AIM: Output the passage on wedge products of vectors and dual vectors from "The space $V$" up to and including "things in $V^*$.", copied character for character.

PAGE EXTRACT:
= = = = = = =

The space $V$ will be generated by $\{\nu_i\}$, and its dual $V^*$ by $\{\mu_i=\nu^i\}$. You can take the dot product of something in $V^*$ with something in $V$, which will be a differential 1-form. You can make contravariant multivectors from wedge products of things in $V$, and covariant multivectors from wedge products of things in $V^*$.
You can also take the wedge product of something in $V^*$ with something in $V$.
$$\mu_i\wedge\nu_i=\frac{\sigma_i\wedge\sigma_i+\sigma_i\wedge\tau_i-\tau_i\wedge\sigma_i-\tau_i\wedge\tau_i}{2}=\frac{0+\sigma_i\tau_i-\tau_i\sigma_i-0}{2}=\sigma_i\wedge\tau_i$$
$$\mu_i\wedge\nu_j=\frac{\sigma_i\sigma_j+\sigma_i\tau_j-\tau_i\sigma_j-\tau_i\tau_j}{2},\quad i\neq j$$
What does this mean? ...I suppose it could be a matrix (a mixed variance tensor)!
A matrix can be defined as a bivector:
$$M = \sum_{i,j} M^i\!_j\;\nu_i\wedge\mu_j = \sum_{i,j} M^i\!_j\;\nu_i\wedge\nu^j$$
where each $M^i_j$ is a scalar. Note that $(\nu_i\wedge\mu_j)\neq{^-}(\nu_j\wedge\mu_i)$, so $M$ is not necessarily antisymmetric. The corresponding linear function $f:V\to V$ is (with $\cdot$ the "fat dot product")

= = = = = = =

ENTRIES:
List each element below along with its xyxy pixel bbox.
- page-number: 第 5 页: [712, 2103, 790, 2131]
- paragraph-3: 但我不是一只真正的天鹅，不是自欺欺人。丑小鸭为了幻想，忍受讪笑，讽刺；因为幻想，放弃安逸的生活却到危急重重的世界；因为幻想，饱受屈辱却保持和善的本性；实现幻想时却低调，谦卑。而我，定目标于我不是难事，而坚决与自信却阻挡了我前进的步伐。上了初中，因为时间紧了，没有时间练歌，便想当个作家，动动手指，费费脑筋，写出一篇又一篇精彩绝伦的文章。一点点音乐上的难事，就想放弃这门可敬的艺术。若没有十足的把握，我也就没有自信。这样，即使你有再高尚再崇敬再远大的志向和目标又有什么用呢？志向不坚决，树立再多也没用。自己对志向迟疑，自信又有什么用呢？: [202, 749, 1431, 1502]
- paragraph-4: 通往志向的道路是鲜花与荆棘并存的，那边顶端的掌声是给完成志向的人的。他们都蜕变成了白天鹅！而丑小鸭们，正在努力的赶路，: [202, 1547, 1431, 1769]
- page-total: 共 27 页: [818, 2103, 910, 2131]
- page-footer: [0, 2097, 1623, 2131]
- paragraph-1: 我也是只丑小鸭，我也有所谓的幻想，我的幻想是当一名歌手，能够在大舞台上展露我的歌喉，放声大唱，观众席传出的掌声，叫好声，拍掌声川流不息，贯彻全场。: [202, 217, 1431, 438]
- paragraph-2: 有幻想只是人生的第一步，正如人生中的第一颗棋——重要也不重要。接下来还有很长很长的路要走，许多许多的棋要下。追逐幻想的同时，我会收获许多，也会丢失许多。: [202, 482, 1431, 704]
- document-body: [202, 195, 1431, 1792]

= = = = = = =

OUTPUT BELOW:
The space $V$ will be generated by $\{\nu_i\}$, and its dual $V^*$ by $\{\mu_i=\nu^i\}$. You can take the dot product of something in $V^*$ with something in $V$, which will be a differential 1-form. You can make contravariant multivectors from wedge products of things in $V$, and covariant multivectors from wedge products of things in $V^*$.